● **Your objective**
Every line with the word "bioreactor" in it should be extracted from the data that follows.
────────────────────
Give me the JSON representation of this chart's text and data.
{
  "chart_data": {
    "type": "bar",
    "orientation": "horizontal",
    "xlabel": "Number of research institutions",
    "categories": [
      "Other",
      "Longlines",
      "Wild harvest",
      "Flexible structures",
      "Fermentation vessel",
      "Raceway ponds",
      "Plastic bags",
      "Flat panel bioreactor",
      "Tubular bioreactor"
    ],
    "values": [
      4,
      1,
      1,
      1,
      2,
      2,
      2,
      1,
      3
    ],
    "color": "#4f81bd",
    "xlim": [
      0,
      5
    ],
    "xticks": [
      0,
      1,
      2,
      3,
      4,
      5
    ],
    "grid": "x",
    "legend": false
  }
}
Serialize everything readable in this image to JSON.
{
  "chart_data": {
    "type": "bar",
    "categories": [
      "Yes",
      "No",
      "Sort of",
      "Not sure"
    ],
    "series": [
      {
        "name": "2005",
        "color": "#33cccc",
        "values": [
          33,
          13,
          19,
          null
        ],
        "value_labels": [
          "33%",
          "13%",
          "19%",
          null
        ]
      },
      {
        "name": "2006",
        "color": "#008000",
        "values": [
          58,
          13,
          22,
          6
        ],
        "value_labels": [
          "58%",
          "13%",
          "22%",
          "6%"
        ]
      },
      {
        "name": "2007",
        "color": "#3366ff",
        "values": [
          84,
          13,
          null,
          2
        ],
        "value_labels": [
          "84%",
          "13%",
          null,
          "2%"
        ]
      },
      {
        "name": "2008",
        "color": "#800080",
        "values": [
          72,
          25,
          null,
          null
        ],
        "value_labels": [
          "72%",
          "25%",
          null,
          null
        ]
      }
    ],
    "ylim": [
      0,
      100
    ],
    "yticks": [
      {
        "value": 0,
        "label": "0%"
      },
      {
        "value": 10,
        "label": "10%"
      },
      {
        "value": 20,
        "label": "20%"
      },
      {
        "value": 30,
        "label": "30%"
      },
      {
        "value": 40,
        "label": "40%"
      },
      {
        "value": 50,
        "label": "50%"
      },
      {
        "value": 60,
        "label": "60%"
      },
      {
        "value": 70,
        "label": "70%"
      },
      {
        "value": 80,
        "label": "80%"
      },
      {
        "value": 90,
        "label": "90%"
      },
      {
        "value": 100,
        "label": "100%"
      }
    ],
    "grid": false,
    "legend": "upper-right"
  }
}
────────────────────
● **Full solution**
      "Flat panel bioreactor",
      "Tubular bioreactor"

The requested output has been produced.